** Collected data entries **
╔══
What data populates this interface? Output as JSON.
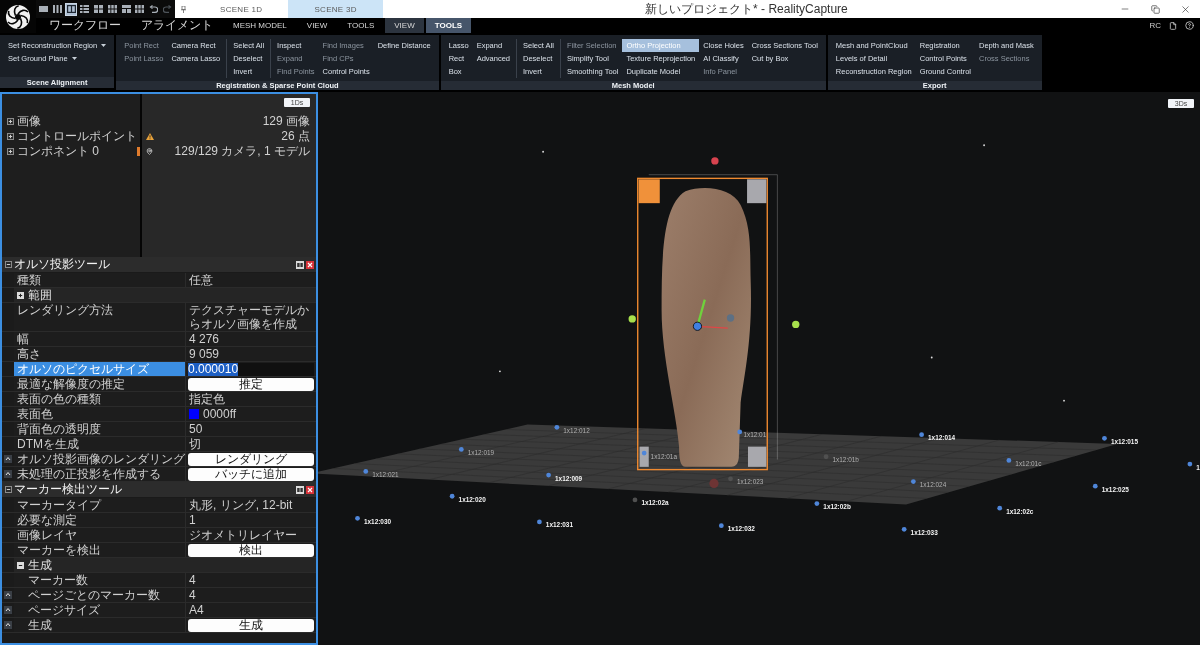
{
  "title_bar": {
    "layouts": [
      {
        "kind": "single",
        "selected": false
      },
      {
        "kind": "columns",
        "selected": false
      },
      {
        "kind": "split",
        "selected": true
      },
      {
        "kind": "rows",
        "selected": false
      },
      {
        "kind": "quad",
        "selected": false
      },
      {
        "kind": "grid",
        "selected": false
      },
      {
        "kind": "tee",
        "selected": false
      },
      {
        "kind": "grid",
        "selected": false
      }
    ],
    "history": [
      {
        "kind": "undo",
        "disabled": false
      },
      {
        "kind": "redo",
        "disabled": true
      }
    ],
    "tabs": [
      {
        "label": "SCENE 1D",
        "selected": false
      },
      {
        "label": "SCENE 3D",
        "selected": true
      }
    ],
    "title": "新しいプロジェクト* - RealityCapture"
  },
  "menu": {
    "tabs": [
      {
        "label": "ワークフロー",
        "selected": false,
        "contextual": false
      },
      {
        "label": "アライメント",
        "selected": false,
        "contextual": false
      },
      {
        "label": "MESH MODEL",
        "selected": false,
        "contextual": false
      },
      {
        "label": "VIEW",
        "selected": false,
        "contextual": false
      },
      {
        "label": "TOOLS",
        "selected": false,
        "contextual": false
      },
      {
        "label": "VIEW",
        "selected": false,
        "contextual": true
      },
      {
        "label": "TOOLS",
        "selected": true,
        "contextual": true
      }
    ],
    "user": "RC"
  },
  "ribbon": [
    {
      "title": "Scene Alignment",
      "sections": [
        {
          "columns": [
            [
              {
                "label": "Set Reconstruction Region",
                "dropdown": true,
                "disabled": false,
                "active": false
              },
              {
                "label": "Set Ground Plane",
                "dropdown": true,
                "disabled": false,
                "active": false
              }
            ]
          ]
        }
      ]
    },
    {
      "title": "Registration & Sparse Point Cloud",
      "sections": [
        {
          "columns": [
            [
              {
                "label": "Point Rect",
                "disabled": true,
                "active": false
              },
              {
                "label": "Point Lasso",
                "disabled": true,
                "active": false
              }
            ],
            [
              {
                "label": "Camera Rect",
                "disabled": false,
                "active": false
              },
              {
                "label": "Camera Lasso",
                "disabled": false,
                "active": false
              }
            ]
          ]
        },
        {
          "columns": [
            [
              {
                "label": "Select All",
                "disabled": false,
                "active": false
              },
              {
                "label": "Deselect",
                "disabled": false,
                "active": false
              },
              {
                "label": "Invert",
                "disabled": false,
                "active": false
              }
            ]
          ]
        },
        {
          "columns": [
            [
              {
                "label": "Inspect",
                "disabled": false,
                "active": false
              },
              {
                "label": "Expand",
                "disabled": true,
                "active": false
              },
              {
                "label": "Find Points",
                "disabled": true,
                "active": false
              }
            ],
            [
              {
                "label": "Find Images",
                "disabled": true,
                "active": false
              },
              {
                "label": "Find CPs",
                "disabled": true,
                "active": false
              },
              {
                "label": "Control Points",
                "disabled": false,
                "active": false
              }
            ],
            [
              {
                "label": "Define Distance",
                "disabled": false,
                "active": false
              }
            ]
          ]
        }
      ]
    },
    {
      "title": "Mesh Model",
      "sections": [
        {
          "columns": [
            [
              {
                "label": "Lasso",
                "disabled": false,
                "active": false
              },
              {
                "label": "Rect",
                "disabled": false,
                "active": false
              },
              {
                "label": "Box",
                "disabled": false,
                "active": false
              }
            ],
            [
              {
                "label": "Expand",
                "disabled": false,
                "active": false
              },
              {
                "label": "Advanced",
                "disabled": false,
                "active": false
              }
            ]
          ]
        },
        {
          "columns": [
            [
              {
                "label": "Select All",
                "disabled": false,
                "active": false
              },
              {
                "label": "Deselect",
                "disabled": false,
                "active": false
              },
              {
                "label": "Invert",
                "disabled": false,
                "active": false
              }
            ]
          ]
        },
        {
          "columns": [
            [
              {
                "label": "Filter Selection",
                "disabled": true,
                "active": false
              },
              {
                "label": "Simplify Tool",
                "disabled": false,
                "active": false
              },
              {
                "label": "Smoothing Tool",
                "disabled": false,
                "active": false
              }
            ],
            [
              {
                "label": "Ortho Projection",
                "disabled": false,
                "active": true
              },
              {
                "label": "Texture Reprojection",
                "disabled": false,
                "active": false
              },
              {
                "label": "Duplicate Model",
                "disabled": false,
                "active": false
              }
            ],
            [
              {
                "label": "Close Holes",
                "disabled": false,
                "active": false
              },
              {
                "label": "AI Classify",
                "disabled": false,
                "active": false
              },
              {
                "label": "Info Panel",
                "disabled": true,
                "active": false
              }
            ],
            [
              {
                "label": "Cross Sections Tool",
                "disabled": false,
                "active": false
              },
              {
                "label": "Cut by Box",
                "disabled": false,
                "active": false
              }
            ]
          ]
        }
      ]
    },
    {
      "title": "Export",
      "sections": [
        {
          "columns": [
            [
              {
                "label": "Mesh and PointCloud",
                "disabled": false,
                "active": false
              },
              {
                "label": "Levels of Detail",
                "disabled": false,
                "active": false
              },
              {
                "label": "Reconstruction Region",
                "disabled": false,
                "active": false
              }
            ],
            [
              {
                "label": "Registration",
                "disabled": false,
                "active": false
              },
              {
                "label": "Control Points",
                "disabled": false,
                "active": false
              },
              {
                "label": "Ground Control",
                "disabled": false,
                "active": false
              }
            ],
            [
              {
                "label": "Depth and Mask",
                "disabled": false,
                "active": false
              },
              {
                "label": "Cross Sections",
                "disabled": true,
                "active": false
              }
            ]
          ]
        }
      ]
    }
  ],
  "project_tree": {
    "button": "1Ds",
    "items": [
      {
        "kind": "plain",
        "label": "画像",
        "value": "129 画像",
        "expanded": false,
        "highlighted": false
      },
      {
        "kind": "warning",
        "label": "コントロールポイント",
        "value": "26 点",
        "expanded": false,
        "highlighted": false
      },
      {
        "kind": "pin",
        "label": "コンポネント 0",
        "value": "129/129 カメラ, 1 モデル",
        "expanded": false,
        "highlighted": true
      }
    ]
  },
  "ortho_tool": {
    "title": "オルソ投影ツール",
    "expanded": true,
    "rows": [
      {
        "kind": "text",
        "label": "種類",
        "value": "任意",
        "selected": false
      },
      {
        "kind": "section",
        "label": "範囲",
        "expanded": false,
        "selected": false
      },
      {
        "kind": "text",
        "label": "レンダリング方法",
        "value": "テクスチャーモデルからオルソ画像を作成",
        "selected": false
      },
      {
        "kind": "text",
        "label": "幅",
        "value": "4 276",
        "selected": false
      },
      {
        "kind": "text",
        "label": "高さ",
        "value": "9 059",
        "selected": false
      },
      {
        "kind": "edit",
        "label": "オルソのピクセルサイズ",
        "value": "0.000010",
        "selected": true
      },
      {
        "kind": "button",
        "label": "最適な解像度の推定",
        "value": "推定",
        "selected": false
      },
      {
        "kind": "text",
        "label": "表面の色の種類",
        "value": "指定色",
        "selected": false
      },
      {
        "kind": "color",
        "label": "表面色",
        "value": "0000ff",
        "color": "#0000ff",
        "selected": false
      },
      {
        "kind": "text",
        "label": "背面色の透明度",
        "value": "50",
        "selected": false
      },
      {
        "kind": "text",
        "label": "DTMを生成",
        "value": "切",
        "selected": false
      },
      {
        "kind": "button",
        "label": "オルソ投影画像のレンダリング",
        "value": "レンダリング",
        "selected": false
      },
      {
        "kind": "button",
        "label": "未処理の正投影を作成する",
        "value": "バッチに追加",
        "selected": false
      }
    ]
  },
  "marker_tool": {
    "title": "マーカー検出ツール",
    "expanded": true,
    "rows": [
      {
        "kind": "text",
        "label": "マーカータイプ",
        "value": "丸形, リング, 12-bit",
        "selected": false
      },
      {
        "kind": "text",
        "label": "必要な測定",
        "value": "1",
        "selected": false
      },
      {
        "kind": "text",
        "label": "画像レイヤ",
        "value": "ジオメトリレイヤー",
        "selected": false
      },
      {
        "kind": "button",
        "label": "マーカーを検出",
        "value": "検出",
        "selected": false
      },
      {
        "kind": "section",
        "label": "生成",
        "expanded": true,
        "selected": false,
        "children": [
          {
            "kind": "text",
            "label": "マーカー数",
            "value": "4",
            "selected": false
          },
          {
            "kind": "text",
            "label": "ページごとのマーカー数",
            "value": "4",
            "selected": false
          },
          {
            "kind": "text",
            "label": "ページサイズ",
            "value": "A4",
            "selected": false
          },
          {
            "kind": "button",
            "label": "生成",
            "value": "生成",
            "selected": false
          }
        ]
      }
    ]
  },
  "viewport": {
    "button": "3Ds",
    "markers": [
      {
        "label": "1x12:012",
        "faded": true,
        "color": "#4f86d9"
      },
      {
        "label": "1x12:014",
        "faded": false,
        "color": "#4f86d9"
      },
      {
        "label": "1x12:01",
        "faded": true,
        "color": "#4f86d9"
      },
      {
        "label": "1x12:015",
        "faded": false,
        "color": "#4f86d9"
      },
      {
        "label": "1x12:019",
        "faded": true,
        "color": "#4f86d9"
      },
      {
        "label": "1x12:01a",
        "faded": true,
        "color": "#4f86d9"
      },
      {
        "label": "1x12:01b",
        "faded": true,
        "color": "#505050"
      },
      {
        "label": "1x12:01c",
        "faded": true,
        "color": "#4f86d9"
      },
      {
        "label": "1",
        "faded": false,
        "color": "#4f86d9"
      },
      {
        "label": "1x12:021",
        "faded": true,
        "color": "#4f86d9"
      },
      {
        "label": "1x12:009",
        "faded": false,
        "color": "#4f86d9"
      },
      {
        "label": "1x12:023",
        "faded": true,
        "color": "#505050"
      },
      {
        "label": "1x12:024",
        "faded": true,
        "color": "#4f86d9"
      },
      {
        "label": "1x12:025",
        "faded": false,
        "color": "#4f86d9"
      },
      {
        "label": "1x12:020",
        "faded": false,
        "color": "#4f86d9"
      },
      {
        "label": "1x12:02a",
        "faded": false,
        "color": "#505050"
      },
      {
        "label": "1x12:02b",
        "faded": false,
        "color": "#4f86d9"
      },
      {
        "label": "1x12:02c",
        "faded": false,
        "color": "#4f86d9"
      },
      {
        "label": "1x12:030",
        "faded": false,
        "color": "#4f86d9"
      },
      {
        "label": "1x12:031",
        "faded": false,
        "color": "#4f86d9"
      },
      {
        "label": "1x12:032",
        "faded": false,
        "color": "#4f86d9"
      },
      {
        "label": "1x12:033",
        "faded": false,
        "color": "#4f86d9"
      }
    ]
  }
}
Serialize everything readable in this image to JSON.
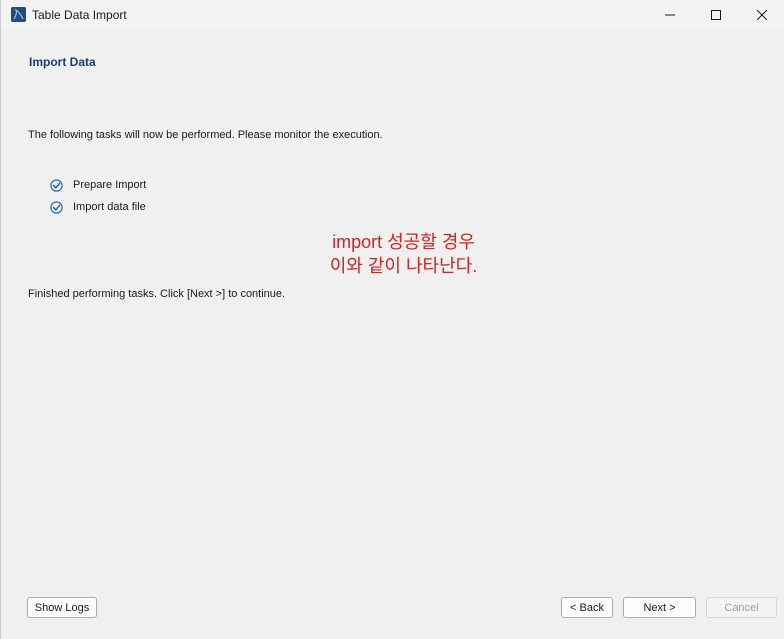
{
  "window": {
    "title": "Table Data Import",
    "app_icon": "mysql-workbench-icon"
  },
  "page": {
    "heading": "Import Data",
    "description": "The following tasks will now be performed. Please monitor the execution.",
    "tasks": [
      {
        "label": "Prepare Import",
        "status": "done"
      },
      {
        "label": "Import data file",
        "status": "done"
      }
    ],
    "annotation_line1": "import 성공할 경우",
    "annotation_line2": "이와 같이 나타난다.",
    "finished_text": "Finished performing tasks. Click [Next >] to continue."
  },
  "footer": {
    "show_logs": "Show Logs",
    "back": "< Back",
    "next": "Next >",
    "cancel": "Cancel"
  },
  "colors": {
    "heading": "#1c3d7a",
    "annotation": "#e0201a",
    "check": "#1f5fa8"
  }
}
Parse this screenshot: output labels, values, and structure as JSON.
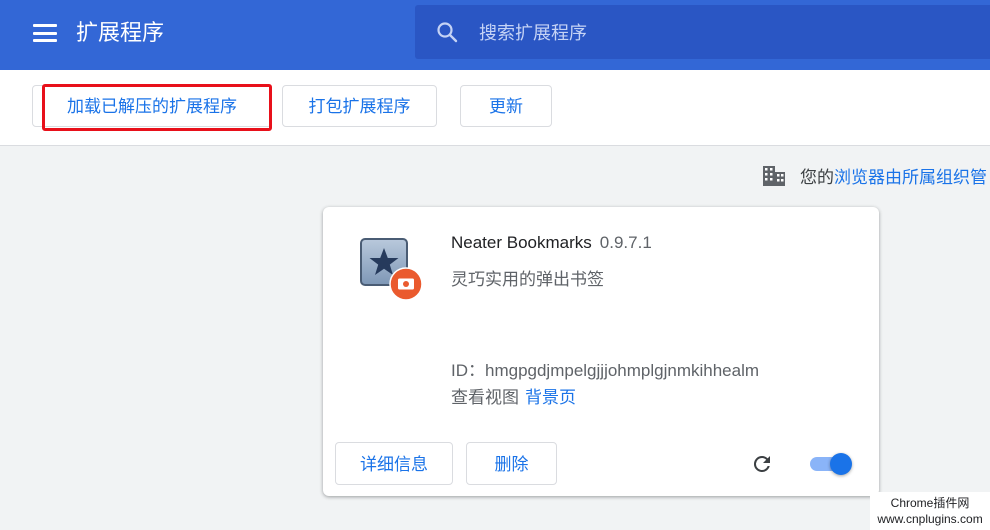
{
  "header": {
    "title": "扩展程序",
    "search": {
      "placeholder": "搜索扩展程序",
      "value": ""
    }
  },
  "toolbar": {
    "load_unpacked_label": "加载已解压的扩展程序",
    "pack_label": "打包扩展程序",
    "update_label": "更新"
  },
  "managed_notice": {
    "prefix": "您的",
    "link": "浏览器由所属组织管"
  },
  "extension": {
    "name": "Neater Bookmarks",
    "version": "0.9.7.1",
    "description": "灵巧实用的弹出书签",
    "id_label": "ID：",
    "id": "hmgpgdjmpelgjjjohmplgjnmkihhealm",
    "views_label": "查看视图",
    "views_link": "背景页",
    "details_label": "详细信息",
    "remove_label": "删除",
    "enabled": true
  },
  "icons": {
    "menu": "hamburger-menu-icon",
    "search": "search-icon",
    "building": "building-icon",
    "extension": "star-bookmark-icon",
    "badge": "unpacked-badge-icon",
    "reload": "reload-icon"
  },
  "colors": {
    "header_bg": "#3367d6",
    "accent": "#1a73e8",
    "highlight": "#e8101a",
    "badge": "#ea5a2e"
  },
  "watermark": {
    "line1": "Chrome插件网",
    "line2": "www.cnplugins.com"
  }
}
╚══
Retype only the lines from the one with "Serialize everything readable" through the final line of the entries, please, and keep the pictures out.

** ANSWER TO THE TASK **
Serialize everything readable in this image to JSON.
{
  "window": {
    "title": "Table Data Import",
    "app_icon": "mysql-workbench-icon"
  },
  "page": {
    "heading": "Import Data",
    "description": "The following tasks will now be performed. Please monitor the execution.",
    "tasks": [
      {
        "label": "Prepare Import",
        "status": "done"
      },
      {
        "label": "Import data file",
        "status": "done"
      }
    ],
    "annotation_line1": "import 성공할 경우",
    "annotation_line2": "이와 같이 나타난다.",
    "finished_text": "Finished performing tasks. Click [Next >] to continue."
  },
  "footer": {
    "show_logs": "Show Logs",
    "back": "< Back",
    "next": "Next >",
    "cancel": "Cancel"
  },
  "colors": {
    "heading": "#1c3d7a",
    "annotation": "#e0201a",
    "check": "#1f5fa8"
  }
}
Parse this screenshot: output labels, values, and structure as JSON.
{
  "header": {
    "title": "扩展程序",
    "search": {
      "placeholder": "搜索扩展程序",
      "value": ""
    }
  },
  "toolbar": {
    "load_unpacked_label": "加载已解压的扩展程序",
    "pack_label": "打包扩展程序",
    "update_label": "更新"
  },
  "managed_notice": {
    "prefix": "您的",
    "link": "浏览器由所属组织管"
  },
  "extension": {
    "name": "Neater Bookmarks",
    "version": "0.9.7.1",
    "description": "灵巧实用的弹出书签",
    "id_label": "ID：",
    "id": "hmgpgdjmpelgjjjohmplgjnmkihhealm",
    "views_label": "查看视图",
    "views_link": "背景页",
    "details_label": "详细信息",
    "remove_label": "删除",
    "enabled": true
  },
  "icons": {
    "menu": "hamburger-menu-icon",
    "search": "search-icon",
    "building": "building-icon",
    "extension": "star-bookmark-icon",
    "badge": "unpacked-badge-icon",
    "reload": "reload-icon"
  },
  "colors": {
    "header_bg": "#3367d6",
    "accent": "#1a73e8",
    "highlight": "#e8101a",
    "badge": "#ea5a2e"
  },
  "watermark": {
    "line1": "Chrome插件网",
    "line2": "www.cnplugins.com"
  }
}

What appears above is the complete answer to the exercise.